### DIRECTIVE
A partial copy is required: transcribe exactly the lines from the one containing "Output a JSON" through the last line below, without any pictures.

-- DATA RECORDS start --

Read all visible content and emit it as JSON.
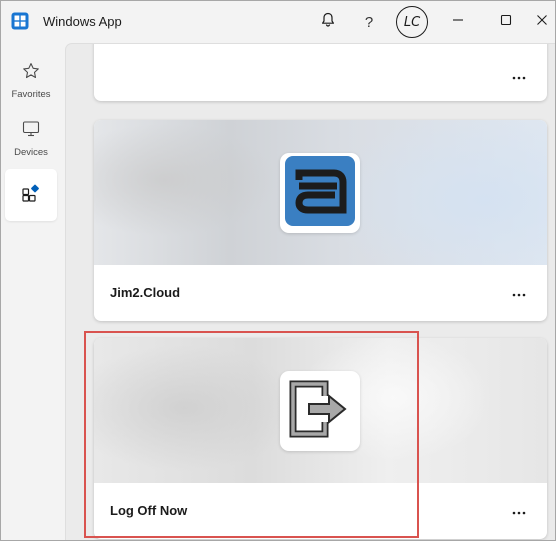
{
  "window": {
    "title": "Windows App"
  },
  "titlebar": {
    "icons": [
      "windows-app-icon",
      "bell-icon",
      "help-icon",
      "minimize-icon",
      "maximize-icon",
      "close-icon"
    ],
    "help_label": "?",
    "avatar_initials": "LC"
  },
  "sidebar": {
    "items": [
      {
        "label": "Favorites",
        "icon": "star-icon"
      },
      {
        "label": "Devices",
        "icon": "monitor-icon"
      },
      {
        "label": "",
        "icon": "apps-icon",
        "active": true
      }
    ]
  },
  "cards": [
    {
      "title": "",
      "icon": "",
      "more": "more-options-icon"
    },
    {
      "title": "Jim2.Cloud",
      "icon": "jim2-cloud-app-icon",
      "more": "more-options-icon"
    },
    {
      "title": "Log Off Now",
      "icon": "log-off-arrow-icon",
      "more": "more-options-icon"
    }
  ],
  "colors": {
    "accent": "#005fb8",
    "highlight_border": "#d9534f",
    "jim_tile_blue": "#3a7fc2"
  }
}
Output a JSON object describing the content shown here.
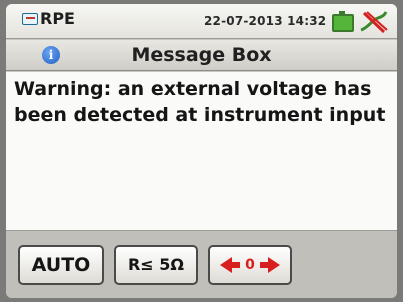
{
  "status_bar": {
    "mode": "RPE",
    "datetime": "22-07-2013 14:32",
    "icons": [
      "mode-icon",
      "battery-icon",
      "cable-icon"
    ]
  },
  "message_box": {
    "title": "Message Box",
    "icon": "info-icon",
    "message": "Warning: an external voltage has been detected at instrument input"
  },
  "bottom_buttons": {
    "auto_label": "AUTO",
    "limit_label": "R≤ 5Ω",
    "zero_label": "0",
    "zero_icon": "zero-calibration-arrows-icon"
  },
  "colors": {
    "screen_bg": "#c9c7c2",
    "message_bg": "#fafaf8",
    "info_blue": "#1e5fc4",
    "zero_red": "#d81e1e",
    "battery_green": "#55b43a"
  }
}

-- DATA RECORDS end --

### RESULT FOR THIS TASK
Output a JSON object describing the content shown here.
{
  "status_bar": {
    "mode": "RPE",
    "datetime": "22-07-2013 14:32",
    "icons": [
      "mode-icon",
      "battery-icon",
      "cable-icon"
    ]
  },
  "message_box": {
    "title": "Message Box",
    "icon": "info-icon",
    "message": "Warning: an external voltage has been detected at instrument input"
  },
  "bottom_buttons": {
    "auto_label": "AUTO",
    "limit_label": "R≤ 5Ω",
    "zero_label": "0",
    "zero_icon": "zero-calibration-arrows-icon"
  },
  "colors": {
    "screen_bg": "#c9c7c2",
    "message_bg": "#fafaf8",
    "info_blue": "#1e5fc4",
    "zero_red": "#d81e1e",
    "battery_green": "#55b43a"
  }
}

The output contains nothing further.